#### ROWS
* START *

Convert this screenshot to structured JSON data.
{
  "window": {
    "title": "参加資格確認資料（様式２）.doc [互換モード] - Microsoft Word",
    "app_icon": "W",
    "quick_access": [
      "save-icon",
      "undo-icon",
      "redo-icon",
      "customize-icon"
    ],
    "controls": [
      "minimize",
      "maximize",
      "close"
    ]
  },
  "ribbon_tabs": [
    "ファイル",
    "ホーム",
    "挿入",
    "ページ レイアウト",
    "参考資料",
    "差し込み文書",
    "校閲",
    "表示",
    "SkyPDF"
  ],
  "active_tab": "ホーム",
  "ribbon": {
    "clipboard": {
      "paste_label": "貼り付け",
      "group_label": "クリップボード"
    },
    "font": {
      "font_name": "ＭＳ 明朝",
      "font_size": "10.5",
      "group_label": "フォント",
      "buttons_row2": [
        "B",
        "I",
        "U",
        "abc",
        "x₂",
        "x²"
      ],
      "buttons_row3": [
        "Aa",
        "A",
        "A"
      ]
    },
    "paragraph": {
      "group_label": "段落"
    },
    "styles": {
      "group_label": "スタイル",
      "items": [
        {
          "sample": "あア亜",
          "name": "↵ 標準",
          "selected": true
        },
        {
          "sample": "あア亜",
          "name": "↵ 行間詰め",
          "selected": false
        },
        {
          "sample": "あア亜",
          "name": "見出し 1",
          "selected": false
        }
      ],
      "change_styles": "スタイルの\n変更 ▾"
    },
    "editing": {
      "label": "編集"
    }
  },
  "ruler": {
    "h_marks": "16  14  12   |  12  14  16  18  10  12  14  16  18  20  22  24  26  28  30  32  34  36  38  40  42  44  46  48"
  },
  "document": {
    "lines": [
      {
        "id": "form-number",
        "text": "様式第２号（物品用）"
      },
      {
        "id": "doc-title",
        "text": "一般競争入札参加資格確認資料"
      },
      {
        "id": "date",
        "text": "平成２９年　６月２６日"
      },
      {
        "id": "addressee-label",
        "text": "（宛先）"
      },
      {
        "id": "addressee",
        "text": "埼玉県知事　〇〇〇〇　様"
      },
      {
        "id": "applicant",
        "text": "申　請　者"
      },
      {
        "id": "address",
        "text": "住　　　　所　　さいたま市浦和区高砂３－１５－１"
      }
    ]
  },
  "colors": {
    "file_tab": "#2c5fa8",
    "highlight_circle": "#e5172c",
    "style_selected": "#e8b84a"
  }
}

* END *

#### JOB
Print out the whole listing exactly as it appears.

#### SOLUTION TO THE EXERCISE
Convert this screenshot to structured JSON data.
{
  "window": {
    "title": "参加資格確認資料（様式２）.doc [互換モード] - Microsoft Word",
    "app_icon": "W",
    "quick_access": [
      "save-icon",
      "undo-icon",
      "redo-icon",
      "customize-icon"
    ],
    "controls": [
      "minimize",
      "maximize",
      "close"
    ]
  },
  "ribbon_tabs": [
    "ファイル",
    "ホーム",
    "挿入",
    "ページ レイアウト",
    "参考資料",
    "差し込み文書",
    "校閲",
    "表示",
    "SkyPDF"
  ],
  "active_tab": "ホーム",
  "ribbon": {
    "clipboard": {
      "paste_label": "貼り付け",
      "group_label": "クリップボード"
    },
    "font": {
      "font_name": "ＭＳ 明朝",
      "font_size": "10.5",
      "group_label": "フォント",
      "buttons_row2": [
        "B",
        "I",
        "U",
        "abc",
        "x₂",
        "x²"
      ],
      "buttons_row3": [
        "Aa",
        "A",
        "A"
      ]
    },
    "paragraph": {
      "group_label": "段落"
    },
    "styles": {
      "group_label": "スタイル",
      "items": [
        {
          "sample": "あア亜",
          "name": "↵ 標準",
          "selected": true
        },
        {
          "sample": "あア亜",
          "name": "↵ 行間詰め",
          "selected": false
        },
        {
          "sample": "あア亜",
          "name": "見出し 1",
          "selected": false
        }
      ],
      "change_styles": "スタイルの\n変更 ▾"
    },
    "editing": {
      "label": "編集"
    }
  },
  "ruler": {
    "h_marks": "16  14  12   |  12  14  16  18  10  12  14  16  18  20  22  24  26  28  30  32  34  36  38  40  42  44  46  48"
  },
  "document": {
    "lines": [
      {
        "id": "form-number",
        "text": "様式第２号（物品用）"
      },
      {
        "id": "doc-title",
        "text": "一般競争入札参加資格確認資料"
      },
      {
        "id": "date",
        "text": "平成２９年　６月２６日"
      },
      {
        "id": "addressee-label",
        "text": "（宛先）"
      },
      {
        "id": "addressee",
        "text": "埼玉県知事　〇〇〇〇　様"
      },
      {
        "id": "applicant",
        "text": "申　請　者"
      },
      {
        "id": "address",
        "text": "住　　　　所　　さいたま市浦和区高砂３－１５－１"
      }
    ]
  },
  "colors": {
    "file_tab": "#2c5fa8",
    "highlight_circle": "#e5172c",
    "style_selected": "#e8b84a"
  }
}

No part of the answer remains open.